Copy out every line in which the string "populating" occurs.

[Supplied entries start]

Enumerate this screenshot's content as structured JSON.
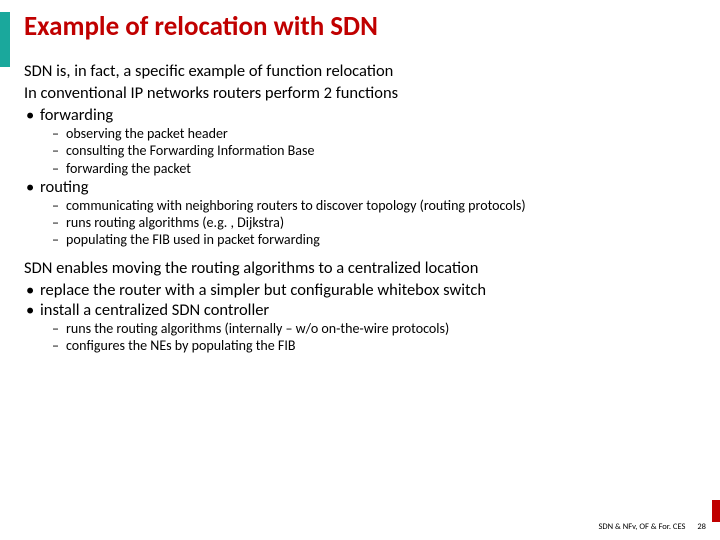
{
  "title": "Example of relocation with SDN",
  "p1": "SDN is, in fact, a specific example of function relocation",
  "p2": "In conventional IP networks routers perform 2 functions",
  "b1": "forwarding",
  "b1s1": "observing the packet header",
  "b1s2": "consulting the Forwarding Information Base",
  "b1s3": "forwarding the packet",
  "b2": "routing",
  "b2s1": "communicating with neighboring routers to discover topology (routing protocols)",
  "b2s2": "runs routing algorithms (e.g. , Dijkstra)",
  "b2s3": "populating the FIB used in packet forwarding",
  "p3": "SDN enables moving the routing algorithms to a centralized location",
  "b3": "replace the router with a simpler but configurable whitebox switch",
  "b4": "install a centralized SDN controller",
  "b4s1": "runs the routing algorithms (internally – w/o on-the-wire protocols)",
  "b4s2": "configures the NEs by populating the FIB",
  "footer_text": "SDN & NFv, OF & For. CES",
  "page_number": "28",
  "colors": {
    "title": "#c00000",
    "accent": "#1aa89c",
    "footer_accent": "#c00000",
    "background": "#ffffff",
    "text": "#000000"
  }
}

[Supplied entries end]

→ Answer to the problem:
  "b2s3": "populating the FIB used in packet forwarding",
  "b4s2": "configures the NEs by populating the FIB",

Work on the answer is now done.